**WRITTEN REQUEST**
Scan the lines below for the word "подключение". Copy each line you find it in.
►
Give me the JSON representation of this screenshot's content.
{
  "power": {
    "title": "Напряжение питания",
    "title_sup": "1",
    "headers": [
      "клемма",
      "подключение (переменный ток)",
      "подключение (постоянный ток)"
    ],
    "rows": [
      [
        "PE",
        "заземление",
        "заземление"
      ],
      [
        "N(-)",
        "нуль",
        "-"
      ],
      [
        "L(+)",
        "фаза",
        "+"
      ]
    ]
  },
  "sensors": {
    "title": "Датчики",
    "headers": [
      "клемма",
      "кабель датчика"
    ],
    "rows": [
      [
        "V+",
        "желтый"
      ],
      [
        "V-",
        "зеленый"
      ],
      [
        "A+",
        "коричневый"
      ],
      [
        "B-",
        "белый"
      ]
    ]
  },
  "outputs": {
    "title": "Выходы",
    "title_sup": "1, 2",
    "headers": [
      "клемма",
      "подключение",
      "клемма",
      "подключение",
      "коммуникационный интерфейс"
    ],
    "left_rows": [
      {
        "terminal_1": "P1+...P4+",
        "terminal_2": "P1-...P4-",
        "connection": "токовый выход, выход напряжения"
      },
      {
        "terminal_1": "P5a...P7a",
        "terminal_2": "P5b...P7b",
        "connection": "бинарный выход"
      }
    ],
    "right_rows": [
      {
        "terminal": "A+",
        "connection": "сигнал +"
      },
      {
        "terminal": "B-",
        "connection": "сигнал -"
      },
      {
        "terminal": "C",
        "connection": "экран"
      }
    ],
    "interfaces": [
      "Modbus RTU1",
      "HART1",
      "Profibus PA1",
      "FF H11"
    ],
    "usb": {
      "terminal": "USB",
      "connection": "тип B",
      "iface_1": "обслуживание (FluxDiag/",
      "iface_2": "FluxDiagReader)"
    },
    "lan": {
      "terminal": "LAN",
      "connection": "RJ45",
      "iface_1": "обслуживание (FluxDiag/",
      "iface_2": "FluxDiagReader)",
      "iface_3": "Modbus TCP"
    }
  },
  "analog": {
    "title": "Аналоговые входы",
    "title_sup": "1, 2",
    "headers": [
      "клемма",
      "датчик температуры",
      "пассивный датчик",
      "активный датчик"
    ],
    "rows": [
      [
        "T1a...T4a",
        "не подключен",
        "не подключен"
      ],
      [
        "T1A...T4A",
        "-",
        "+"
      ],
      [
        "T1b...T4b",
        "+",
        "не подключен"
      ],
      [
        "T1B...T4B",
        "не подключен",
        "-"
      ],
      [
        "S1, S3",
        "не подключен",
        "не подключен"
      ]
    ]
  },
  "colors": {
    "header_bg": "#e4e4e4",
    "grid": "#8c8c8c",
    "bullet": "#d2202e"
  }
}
◄
**ANSWER FOR THE TASK**
      "подключение (переменный ток)",
      "подключение (постоянный ток)"
      "подключение",
      "подключение",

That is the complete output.